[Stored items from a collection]

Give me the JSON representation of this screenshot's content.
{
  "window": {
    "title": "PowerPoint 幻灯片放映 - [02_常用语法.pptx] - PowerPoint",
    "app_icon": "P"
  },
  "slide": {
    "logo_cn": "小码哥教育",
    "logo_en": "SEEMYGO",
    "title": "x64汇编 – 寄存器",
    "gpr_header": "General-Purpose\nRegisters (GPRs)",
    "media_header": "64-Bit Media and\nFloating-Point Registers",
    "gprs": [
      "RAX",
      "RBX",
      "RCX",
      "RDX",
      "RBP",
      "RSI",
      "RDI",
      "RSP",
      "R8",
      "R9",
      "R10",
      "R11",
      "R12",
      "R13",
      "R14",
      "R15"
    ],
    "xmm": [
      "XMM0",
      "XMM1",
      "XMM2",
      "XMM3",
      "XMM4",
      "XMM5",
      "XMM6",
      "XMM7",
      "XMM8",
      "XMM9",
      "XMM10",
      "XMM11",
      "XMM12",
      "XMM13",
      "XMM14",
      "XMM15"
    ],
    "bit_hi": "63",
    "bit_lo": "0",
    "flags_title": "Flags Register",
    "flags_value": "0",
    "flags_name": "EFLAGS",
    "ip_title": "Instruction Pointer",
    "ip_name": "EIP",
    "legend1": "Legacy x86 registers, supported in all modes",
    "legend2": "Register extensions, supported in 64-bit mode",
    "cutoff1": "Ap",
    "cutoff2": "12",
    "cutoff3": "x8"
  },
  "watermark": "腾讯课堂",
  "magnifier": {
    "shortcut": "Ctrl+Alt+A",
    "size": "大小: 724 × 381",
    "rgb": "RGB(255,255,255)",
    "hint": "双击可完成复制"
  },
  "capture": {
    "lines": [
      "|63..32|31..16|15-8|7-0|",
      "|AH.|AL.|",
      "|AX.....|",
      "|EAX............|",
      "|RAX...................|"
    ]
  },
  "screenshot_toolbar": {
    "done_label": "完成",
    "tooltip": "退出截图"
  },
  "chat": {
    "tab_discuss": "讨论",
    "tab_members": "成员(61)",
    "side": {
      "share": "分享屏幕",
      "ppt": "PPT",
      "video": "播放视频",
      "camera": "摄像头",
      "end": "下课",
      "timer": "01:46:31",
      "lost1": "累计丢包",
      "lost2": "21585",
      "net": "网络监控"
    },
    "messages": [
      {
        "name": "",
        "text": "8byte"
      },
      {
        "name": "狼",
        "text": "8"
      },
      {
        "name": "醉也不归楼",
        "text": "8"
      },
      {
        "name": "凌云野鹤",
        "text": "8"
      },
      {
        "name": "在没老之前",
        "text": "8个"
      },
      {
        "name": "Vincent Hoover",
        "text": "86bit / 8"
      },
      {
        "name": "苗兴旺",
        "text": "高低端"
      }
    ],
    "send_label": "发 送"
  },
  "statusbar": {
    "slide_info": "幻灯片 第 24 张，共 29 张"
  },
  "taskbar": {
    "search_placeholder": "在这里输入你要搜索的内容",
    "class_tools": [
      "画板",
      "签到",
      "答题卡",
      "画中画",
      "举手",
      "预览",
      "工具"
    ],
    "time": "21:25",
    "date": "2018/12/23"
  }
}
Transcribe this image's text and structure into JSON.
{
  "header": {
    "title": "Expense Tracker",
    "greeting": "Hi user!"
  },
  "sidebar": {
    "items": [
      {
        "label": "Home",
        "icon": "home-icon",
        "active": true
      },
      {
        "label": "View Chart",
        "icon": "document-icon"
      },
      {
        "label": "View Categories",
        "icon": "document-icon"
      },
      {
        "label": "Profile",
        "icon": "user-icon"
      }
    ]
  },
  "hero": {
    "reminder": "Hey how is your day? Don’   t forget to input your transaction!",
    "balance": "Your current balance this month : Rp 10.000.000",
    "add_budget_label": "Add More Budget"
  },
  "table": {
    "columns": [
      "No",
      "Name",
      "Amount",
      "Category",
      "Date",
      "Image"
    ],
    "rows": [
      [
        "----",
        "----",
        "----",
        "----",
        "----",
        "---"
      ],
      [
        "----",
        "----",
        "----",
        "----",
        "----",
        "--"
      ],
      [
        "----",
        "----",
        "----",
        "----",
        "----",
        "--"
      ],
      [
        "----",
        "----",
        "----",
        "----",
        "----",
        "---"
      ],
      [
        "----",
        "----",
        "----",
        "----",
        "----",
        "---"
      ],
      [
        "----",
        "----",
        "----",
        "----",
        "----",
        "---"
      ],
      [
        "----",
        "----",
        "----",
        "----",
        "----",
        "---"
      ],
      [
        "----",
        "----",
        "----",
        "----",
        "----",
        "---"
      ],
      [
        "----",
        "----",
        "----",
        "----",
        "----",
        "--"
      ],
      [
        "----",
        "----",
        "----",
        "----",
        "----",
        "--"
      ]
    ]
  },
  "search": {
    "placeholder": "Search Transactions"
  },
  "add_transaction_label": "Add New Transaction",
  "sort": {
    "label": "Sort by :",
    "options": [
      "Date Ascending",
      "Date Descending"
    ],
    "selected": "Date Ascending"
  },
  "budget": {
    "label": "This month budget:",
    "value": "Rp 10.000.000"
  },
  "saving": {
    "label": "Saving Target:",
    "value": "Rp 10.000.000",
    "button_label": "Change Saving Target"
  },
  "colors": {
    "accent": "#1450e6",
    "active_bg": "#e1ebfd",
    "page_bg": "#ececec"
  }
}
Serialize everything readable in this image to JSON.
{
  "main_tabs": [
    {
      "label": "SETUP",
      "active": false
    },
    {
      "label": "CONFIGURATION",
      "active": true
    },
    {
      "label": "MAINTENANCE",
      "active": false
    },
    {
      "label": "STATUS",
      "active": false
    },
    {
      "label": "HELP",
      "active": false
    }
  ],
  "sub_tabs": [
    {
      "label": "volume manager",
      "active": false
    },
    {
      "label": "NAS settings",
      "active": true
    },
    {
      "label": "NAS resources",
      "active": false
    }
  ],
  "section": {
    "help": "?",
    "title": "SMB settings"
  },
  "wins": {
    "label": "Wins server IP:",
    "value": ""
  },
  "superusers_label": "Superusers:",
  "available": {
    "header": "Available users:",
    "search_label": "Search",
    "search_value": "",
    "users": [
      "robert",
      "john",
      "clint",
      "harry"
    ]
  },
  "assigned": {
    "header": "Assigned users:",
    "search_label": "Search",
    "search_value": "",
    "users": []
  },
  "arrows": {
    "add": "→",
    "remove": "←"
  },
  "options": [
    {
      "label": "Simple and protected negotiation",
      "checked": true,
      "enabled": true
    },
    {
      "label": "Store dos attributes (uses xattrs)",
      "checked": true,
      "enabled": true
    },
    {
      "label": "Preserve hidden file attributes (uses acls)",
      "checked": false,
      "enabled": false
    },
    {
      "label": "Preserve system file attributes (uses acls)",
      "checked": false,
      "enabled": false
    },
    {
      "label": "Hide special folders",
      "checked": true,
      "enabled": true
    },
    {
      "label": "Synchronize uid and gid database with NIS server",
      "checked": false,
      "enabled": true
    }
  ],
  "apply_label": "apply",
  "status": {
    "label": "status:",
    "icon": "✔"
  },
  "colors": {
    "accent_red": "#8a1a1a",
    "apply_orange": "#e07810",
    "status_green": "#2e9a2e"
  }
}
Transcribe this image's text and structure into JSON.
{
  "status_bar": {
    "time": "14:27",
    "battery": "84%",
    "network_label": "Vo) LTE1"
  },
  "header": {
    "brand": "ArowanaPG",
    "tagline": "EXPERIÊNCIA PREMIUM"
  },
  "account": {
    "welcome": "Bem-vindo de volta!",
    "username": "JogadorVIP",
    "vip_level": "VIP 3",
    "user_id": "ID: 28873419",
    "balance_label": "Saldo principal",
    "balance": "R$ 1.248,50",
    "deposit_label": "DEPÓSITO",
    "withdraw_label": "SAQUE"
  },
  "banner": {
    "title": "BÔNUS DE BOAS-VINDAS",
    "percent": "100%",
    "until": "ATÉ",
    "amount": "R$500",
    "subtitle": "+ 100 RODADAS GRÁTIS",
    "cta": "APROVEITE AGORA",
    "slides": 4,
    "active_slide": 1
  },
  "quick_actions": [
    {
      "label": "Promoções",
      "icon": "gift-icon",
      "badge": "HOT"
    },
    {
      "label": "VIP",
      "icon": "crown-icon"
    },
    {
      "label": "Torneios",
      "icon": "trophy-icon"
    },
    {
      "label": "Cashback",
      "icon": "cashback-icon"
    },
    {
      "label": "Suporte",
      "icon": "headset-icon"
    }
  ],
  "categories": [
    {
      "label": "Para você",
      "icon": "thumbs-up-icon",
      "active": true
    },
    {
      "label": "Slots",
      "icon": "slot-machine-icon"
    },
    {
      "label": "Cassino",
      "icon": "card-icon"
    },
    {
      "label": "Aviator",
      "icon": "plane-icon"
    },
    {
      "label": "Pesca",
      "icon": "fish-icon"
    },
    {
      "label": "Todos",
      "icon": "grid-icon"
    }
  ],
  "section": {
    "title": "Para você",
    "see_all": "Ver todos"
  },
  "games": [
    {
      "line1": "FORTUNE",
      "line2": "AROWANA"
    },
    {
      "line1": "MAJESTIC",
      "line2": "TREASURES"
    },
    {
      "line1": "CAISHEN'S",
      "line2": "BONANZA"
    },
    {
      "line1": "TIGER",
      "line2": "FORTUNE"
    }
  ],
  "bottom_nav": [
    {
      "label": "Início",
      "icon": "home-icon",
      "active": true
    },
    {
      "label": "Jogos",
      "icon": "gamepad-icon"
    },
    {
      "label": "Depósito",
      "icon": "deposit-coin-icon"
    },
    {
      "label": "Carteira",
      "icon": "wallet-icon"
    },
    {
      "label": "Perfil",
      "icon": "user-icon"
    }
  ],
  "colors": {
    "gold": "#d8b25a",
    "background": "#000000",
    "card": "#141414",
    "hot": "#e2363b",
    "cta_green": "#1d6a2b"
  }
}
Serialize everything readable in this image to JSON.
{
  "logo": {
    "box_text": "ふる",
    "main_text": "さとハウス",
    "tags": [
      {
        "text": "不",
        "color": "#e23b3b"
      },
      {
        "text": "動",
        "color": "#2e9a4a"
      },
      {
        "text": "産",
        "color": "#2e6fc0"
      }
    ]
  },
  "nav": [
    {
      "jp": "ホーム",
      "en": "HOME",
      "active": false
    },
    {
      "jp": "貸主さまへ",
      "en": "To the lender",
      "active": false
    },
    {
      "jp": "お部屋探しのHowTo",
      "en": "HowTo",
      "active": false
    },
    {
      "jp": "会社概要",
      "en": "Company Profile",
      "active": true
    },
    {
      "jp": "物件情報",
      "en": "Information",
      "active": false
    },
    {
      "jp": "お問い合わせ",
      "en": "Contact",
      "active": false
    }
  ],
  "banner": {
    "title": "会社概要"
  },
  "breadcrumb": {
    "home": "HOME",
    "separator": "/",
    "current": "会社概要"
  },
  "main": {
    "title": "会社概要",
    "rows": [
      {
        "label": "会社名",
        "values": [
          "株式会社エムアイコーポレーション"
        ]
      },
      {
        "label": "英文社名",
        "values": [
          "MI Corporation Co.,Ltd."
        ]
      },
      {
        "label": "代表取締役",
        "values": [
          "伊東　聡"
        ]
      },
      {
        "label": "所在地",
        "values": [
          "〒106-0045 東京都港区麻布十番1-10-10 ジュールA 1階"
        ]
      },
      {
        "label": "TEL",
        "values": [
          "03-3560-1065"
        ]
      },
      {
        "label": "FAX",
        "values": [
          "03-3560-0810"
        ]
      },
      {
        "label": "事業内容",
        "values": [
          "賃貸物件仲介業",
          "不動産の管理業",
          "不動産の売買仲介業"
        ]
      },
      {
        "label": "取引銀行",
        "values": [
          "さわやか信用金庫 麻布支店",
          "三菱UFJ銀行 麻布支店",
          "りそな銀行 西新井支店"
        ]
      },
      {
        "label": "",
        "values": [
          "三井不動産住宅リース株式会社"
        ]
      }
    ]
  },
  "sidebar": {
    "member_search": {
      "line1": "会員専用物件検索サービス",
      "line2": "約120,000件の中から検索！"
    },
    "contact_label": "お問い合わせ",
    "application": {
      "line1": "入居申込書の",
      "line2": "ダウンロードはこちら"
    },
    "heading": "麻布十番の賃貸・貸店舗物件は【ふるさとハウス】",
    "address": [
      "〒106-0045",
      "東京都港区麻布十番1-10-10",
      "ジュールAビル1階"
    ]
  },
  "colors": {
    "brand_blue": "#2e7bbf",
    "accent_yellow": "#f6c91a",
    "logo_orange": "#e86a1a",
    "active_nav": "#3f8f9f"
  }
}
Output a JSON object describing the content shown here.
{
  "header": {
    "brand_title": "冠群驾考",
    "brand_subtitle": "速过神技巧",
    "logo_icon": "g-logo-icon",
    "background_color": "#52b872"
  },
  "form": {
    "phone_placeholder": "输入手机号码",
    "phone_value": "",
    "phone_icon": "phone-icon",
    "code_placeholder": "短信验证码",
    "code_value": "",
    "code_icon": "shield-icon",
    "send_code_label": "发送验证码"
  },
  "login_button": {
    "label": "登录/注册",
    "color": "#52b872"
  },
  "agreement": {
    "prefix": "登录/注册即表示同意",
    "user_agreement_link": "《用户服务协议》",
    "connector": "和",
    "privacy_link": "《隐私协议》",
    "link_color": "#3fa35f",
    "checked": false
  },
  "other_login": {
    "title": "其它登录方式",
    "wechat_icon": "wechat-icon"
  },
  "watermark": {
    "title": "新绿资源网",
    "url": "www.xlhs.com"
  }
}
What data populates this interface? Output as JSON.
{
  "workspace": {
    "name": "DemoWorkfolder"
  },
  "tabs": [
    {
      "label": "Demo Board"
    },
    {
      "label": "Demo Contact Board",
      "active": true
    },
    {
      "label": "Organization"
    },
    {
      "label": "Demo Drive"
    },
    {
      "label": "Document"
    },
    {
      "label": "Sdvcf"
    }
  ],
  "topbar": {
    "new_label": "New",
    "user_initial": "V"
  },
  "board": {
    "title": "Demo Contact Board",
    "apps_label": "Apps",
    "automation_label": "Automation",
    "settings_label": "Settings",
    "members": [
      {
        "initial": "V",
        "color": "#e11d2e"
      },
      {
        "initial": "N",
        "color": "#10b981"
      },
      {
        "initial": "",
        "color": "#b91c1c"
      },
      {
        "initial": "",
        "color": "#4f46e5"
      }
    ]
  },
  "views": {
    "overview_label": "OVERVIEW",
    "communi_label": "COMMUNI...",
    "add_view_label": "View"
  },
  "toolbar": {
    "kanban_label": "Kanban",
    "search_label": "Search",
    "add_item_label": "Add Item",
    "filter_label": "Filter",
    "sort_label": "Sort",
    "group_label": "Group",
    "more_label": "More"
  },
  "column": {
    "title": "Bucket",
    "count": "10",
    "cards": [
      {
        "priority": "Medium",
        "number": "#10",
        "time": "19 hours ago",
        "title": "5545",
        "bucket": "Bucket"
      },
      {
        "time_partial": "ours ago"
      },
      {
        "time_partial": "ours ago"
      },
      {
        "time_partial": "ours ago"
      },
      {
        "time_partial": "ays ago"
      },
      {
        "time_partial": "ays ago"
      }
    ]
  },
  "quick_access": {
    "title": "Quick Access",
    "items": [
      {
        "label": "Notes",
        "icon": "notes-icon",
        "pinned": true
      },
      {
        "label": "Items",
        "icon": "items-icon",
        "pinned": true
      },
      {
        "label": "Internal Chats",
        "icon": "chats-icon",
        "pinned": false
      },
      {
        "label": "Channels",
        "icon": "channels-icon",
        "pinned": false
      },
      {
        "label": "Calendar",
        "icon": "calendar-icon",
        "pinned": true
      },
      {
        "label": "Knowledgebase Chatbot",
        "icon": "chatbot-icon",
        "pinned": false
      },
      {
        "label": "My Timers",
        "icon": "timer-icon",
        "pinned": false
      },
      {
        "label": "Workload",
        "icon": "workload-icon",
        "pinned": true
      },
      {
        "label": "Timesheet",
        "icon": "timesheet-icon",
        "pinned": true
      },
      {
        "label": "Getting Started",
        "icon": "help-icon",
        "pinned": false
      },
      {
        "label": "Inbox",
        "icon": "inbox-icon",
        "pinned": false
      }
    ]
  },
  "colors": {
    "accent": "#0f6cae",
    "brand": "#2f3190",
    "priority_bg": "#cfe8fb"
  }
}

▸ **Goal**:
Look through the data above. Each line containing the word "会社概要" needs to be copied.

▸ **Response below**:
      "jp": "会社概要",
    "title": "会社概要"
    "current": "会社概要"
    "title": "会社概要",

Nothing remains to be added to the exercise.